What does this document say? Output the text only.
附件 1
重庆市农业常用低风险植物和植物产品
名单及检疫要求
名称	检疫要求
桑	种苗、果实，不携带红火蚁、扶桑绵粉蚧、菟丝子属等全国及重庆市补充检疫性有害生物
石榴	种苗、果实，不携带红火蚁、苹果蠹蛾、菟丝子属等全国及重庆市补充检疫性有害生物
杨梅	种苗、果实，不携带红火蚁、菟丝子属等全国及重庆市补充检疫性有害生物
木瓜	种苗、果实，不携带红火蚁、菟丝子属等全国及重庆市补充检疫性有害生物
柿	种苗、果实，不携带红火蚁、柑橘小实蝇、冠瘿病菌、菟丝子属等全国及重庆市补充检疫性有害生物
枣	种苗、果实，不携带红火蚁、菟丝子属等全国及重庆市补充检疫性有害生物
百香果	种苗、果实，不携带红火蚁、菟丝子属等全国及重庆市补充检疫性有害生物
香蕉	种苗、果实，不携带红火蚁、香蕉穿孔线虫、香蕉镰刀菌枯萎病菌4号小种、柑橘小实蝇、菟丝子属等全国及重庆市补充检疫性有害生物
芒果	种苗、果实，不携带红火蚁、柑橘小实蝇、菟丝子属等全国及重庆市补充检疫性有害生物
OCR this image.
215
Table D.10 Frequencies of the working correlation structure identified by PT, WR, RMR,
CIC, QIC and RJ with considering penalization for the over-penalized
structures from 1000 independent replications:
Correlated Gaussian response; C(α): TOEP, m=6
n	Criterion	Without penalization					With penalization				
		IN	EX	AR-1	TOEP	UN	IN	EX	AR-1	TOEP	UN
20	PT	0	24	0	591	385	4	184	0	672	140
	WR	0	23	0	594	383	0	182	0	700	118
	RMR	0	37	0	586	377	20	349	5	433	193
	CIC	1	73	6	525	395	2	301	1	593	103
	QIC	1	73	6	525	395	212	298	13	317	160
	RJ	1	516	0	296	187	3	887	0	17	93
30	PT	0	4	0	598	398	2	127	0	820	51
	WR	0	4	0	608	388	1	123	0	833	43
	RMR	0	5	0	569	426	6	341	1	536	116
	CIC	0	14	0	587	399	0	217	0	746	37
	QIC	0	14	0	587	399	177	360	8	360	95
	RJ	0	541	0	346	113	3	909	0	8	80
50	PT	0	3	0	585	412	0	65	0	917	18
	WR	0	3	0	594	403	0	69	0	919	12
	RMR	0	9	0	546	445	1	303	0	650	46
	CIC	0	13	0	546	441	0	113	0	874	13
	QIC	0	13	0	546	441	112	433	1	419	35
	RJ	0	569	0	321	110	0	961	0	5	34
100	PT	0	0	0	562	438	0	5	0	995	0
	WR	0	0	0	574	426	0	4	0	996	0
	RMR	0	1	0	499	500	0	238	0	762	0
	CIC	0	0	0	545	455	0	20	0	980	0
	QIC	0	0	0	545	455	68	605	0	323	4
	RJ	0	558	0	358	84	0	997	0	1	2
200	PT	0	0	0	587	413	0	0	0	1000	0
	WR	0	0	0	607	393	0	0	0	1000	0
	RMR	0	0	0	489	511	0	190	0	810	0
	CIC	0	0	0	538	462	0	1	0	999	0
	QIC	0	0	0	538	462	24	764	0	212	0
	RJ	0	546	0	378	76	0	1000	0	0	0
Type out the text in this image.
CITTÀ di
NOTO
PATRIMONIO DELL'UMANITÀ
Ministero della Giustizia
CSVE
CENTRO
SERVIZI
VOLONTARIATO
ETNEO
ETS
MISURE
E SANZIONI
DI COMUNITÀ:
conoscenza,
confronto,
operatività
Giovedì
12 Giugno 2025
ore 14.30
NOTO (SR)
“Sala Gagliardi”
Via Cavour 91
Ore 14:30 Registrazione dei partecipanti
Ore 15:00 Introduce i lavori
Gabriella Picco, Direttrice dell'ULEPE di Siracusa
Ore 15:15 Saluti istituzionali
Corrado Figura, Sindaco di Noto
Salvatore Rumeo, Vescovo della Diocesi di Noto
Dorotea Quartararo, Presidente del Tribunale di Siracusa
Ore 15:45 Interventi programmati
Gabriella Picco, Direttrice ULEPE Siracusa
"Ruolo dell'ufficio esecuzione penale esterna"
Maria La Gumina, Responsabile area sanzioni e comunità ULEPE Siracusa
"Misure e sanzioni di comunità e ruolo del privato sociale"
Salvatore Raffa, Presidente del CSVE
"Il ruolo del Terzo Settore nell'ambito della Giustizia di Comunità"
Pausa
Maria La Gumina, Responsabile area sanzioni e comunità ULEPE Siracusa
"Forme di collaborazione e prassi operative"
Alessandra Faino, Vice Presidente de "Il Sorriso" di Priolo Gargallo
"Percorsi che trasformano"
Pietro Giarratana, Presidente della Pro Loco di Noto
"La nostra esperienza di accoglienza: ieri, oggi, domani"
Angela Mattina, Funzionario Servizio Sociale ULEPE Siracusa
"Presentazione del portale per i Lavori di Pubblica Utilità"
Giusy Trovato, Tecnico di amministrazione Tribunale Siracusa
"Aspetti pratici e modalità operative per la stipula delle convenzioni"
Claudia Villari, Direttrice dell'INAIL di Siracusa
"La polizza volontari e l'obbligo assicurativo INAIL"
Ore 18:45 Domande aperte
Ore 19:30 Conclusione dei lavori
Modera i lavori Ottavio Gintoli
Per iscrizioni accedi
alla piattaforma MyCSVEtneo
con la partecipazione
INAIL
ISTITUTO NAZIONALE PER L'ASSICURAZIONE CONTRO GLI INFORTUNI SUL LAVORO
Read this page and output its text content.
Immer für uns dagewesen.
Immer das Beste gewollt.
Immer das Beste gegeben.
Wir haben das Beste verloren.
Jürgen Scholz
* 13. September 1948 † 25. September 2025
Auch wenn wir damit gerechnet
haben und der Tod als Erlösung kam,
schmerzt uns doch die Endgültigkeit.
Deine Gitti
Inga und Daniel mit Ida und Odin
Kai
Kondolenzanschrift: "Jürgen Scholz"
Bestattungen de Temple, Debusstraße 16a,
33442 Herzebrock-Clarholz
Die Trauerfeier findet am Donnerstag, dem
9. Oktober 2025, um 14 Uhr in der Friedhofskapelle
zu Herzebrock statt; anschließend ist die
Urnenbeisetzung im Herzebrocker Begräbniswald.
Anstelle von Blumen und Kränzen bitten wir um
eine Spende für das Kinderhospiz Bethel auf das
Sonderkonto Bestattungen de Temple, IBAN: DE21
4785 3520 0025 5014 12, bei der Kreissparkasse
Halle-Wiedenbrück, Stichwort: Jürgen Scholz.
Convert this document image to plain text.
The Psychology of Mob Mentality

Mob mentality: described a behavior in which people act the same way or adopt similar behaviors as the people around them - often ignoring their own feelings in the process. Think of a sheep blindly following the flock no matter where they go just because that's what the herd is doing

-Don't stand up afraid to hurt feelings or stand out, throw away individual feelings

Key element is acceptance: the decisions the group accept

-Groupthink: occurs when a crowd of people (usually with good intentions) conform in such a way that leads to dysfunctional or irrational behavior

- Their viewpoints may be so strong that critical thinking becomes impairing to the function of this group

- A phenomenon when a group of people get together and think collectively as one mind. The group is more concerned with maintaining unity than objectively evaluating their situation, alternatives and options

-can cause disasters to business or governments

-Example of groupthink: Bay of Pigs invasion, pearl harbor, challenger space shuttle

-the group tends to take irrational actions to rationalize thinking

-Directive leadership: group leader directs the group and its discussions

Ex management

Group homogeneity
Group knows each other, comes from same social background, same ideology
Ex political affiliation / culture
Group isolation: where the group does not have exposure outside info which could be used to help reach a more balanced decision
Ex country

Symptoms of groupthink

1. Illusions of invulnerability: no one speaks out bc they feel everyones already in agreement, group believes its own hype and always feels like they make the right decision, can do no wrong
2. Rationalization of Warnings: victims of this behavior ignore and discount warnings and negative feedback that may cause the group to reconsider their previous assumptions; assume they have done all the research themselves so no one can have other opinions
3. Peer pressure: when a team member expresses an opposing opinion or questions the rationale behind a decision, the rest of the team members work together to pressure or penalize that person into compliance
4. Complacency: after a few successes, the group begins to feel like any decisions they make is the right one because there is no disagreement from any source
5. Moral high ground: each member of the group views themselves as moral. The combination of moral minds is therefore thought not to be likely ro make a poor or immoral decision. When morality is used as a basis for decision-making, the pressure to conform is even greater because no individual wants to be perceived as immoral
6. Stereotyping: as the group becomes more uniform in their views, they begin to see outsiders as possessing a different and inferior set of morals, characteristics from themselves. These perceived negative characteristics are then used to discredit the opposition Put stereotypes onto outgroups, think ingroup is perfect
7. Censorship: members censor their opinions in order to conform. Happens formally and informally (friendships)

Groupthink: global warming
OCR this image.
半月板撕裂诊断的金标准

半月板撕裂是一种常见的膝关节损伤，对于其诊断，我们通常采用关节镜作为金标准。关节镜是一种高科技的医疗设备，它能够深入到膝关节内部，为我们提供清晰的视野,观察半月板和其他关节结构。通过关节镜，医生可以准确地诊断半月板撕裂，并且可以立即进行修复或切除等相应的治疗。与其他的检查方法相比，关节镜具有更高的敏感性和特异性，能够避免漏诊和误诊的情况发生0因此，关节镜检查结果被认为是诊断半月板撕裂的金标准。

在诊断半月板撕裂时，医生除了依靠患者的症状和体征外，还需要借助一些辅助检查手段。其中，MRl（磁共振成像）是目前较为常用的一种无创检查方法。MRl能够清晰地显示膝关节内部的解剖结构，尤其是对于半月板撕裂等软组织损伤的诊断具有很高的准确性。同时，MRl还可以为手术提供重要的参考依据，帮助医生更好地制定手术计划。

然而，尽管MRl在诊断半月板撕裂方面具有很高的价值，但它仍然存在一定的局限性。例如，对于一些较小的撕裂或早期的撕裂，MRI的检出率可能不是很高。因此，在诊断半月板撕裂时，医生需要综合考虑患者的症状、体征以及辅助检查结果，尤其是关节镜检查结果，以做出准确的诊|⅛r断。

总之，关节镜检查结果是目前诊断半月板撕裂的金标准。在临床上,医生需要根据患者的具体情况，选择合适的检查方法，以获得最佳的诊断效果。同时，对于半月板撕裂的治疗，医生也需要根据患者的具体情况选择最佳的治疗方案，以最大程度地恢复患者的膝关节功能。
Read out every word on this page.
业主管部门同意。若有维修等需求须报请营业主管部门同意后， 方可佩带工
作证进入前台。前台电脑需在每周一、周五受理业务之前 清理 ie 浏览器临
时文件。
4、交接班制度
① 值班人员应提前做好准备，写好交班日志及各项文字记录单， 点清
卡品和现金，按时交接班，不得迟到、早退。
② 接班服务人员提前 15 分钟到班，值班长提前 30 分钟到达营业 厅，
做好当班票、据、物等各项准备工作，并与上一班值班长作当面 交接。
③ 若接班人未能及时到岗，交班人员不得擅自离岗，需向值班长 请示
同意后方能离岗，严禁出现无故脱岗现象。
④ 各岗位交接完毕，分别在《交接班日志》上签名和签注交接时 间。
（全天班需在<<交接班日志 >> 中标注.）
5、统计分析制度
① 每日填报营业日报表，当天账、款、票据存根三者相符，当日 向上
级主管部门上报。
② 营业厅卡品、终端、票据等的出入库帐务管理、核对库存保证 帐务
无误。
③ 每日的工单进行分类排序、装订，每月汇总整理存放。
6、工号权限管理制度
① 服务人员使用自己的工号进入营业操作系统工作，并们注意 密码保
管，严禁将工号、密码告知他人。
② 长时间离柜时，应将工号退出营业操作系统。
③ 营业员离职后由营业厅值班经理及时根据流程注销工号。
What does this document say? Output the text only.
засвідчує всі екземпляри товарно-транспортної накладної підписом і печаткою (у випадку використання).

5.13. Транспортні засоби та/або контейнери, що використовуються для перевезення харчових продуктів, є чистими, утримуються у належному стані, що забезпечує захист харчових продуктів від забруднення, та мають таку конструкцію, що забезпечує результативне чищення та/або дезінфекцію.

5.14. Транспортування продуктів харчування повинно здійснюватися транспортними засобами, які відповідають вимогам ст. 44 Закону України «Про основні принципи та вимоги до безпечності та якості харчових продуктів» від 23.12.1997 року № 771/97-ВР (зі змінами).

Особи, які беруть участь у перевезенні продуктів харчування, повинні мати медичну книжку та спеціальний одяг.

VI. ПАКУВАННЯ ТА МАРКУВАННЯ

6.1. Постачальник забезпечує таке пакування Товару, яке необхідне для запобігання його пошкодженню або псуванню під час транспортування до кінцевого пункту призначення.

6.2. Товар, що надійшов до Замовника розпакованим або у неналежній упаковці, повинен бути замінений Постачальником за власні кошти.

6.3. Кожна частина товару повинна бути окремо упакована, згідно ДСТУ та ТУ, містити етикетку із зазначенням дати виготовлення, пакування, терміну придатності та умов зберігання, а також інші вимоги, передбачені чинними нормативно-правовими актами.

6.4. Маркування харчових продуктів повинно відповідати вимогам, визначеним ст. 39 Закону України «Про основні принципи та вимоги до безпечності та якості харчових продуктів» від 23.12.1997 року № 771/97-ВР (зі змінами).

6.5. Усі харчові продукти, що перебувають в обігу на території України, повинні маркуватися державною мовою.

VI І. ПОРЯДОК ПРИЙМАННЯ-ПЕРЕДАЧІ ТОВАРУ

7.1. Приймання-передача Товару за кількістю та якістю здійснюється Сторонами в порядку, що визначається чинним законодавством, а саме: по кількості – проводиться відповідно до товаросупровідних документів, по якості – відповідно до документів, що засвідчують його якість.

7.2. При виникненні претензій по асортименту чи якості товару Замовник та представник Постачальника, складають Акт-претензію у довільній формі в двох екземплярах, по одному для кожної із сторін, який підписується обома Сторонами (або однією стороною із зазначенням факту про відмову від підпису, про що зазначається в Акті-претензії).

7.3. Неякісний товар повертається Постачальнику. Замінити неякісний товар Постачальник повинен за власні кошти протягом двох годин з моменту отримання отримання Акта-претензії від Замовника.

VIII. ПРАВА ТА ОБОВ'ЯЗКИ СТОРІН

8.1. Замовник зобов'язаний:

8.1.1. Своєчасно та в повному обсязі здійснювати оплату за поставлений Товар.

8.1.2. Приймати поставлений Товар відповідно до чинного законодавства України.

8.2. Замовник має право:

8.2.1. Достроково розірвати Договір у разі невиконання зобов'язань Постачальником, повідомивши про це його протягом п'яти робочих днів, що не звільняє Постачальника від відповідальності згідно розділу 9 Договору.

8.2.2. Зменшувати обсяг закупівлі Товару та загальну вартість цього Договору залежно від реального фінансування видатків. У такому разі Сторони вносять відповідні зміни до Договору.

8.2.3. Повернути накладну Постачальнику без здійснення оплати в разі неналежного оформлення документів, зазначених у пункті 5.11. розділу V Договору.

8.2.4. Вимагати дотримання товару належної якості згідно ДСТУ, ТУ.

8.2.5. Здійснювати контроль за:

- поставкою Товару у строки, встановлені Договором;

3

^^^^^^^^^^^^^^^^

The problem
Provide the number of lines in the data above that contain the string "where", and nothing else.

Completed exercise
2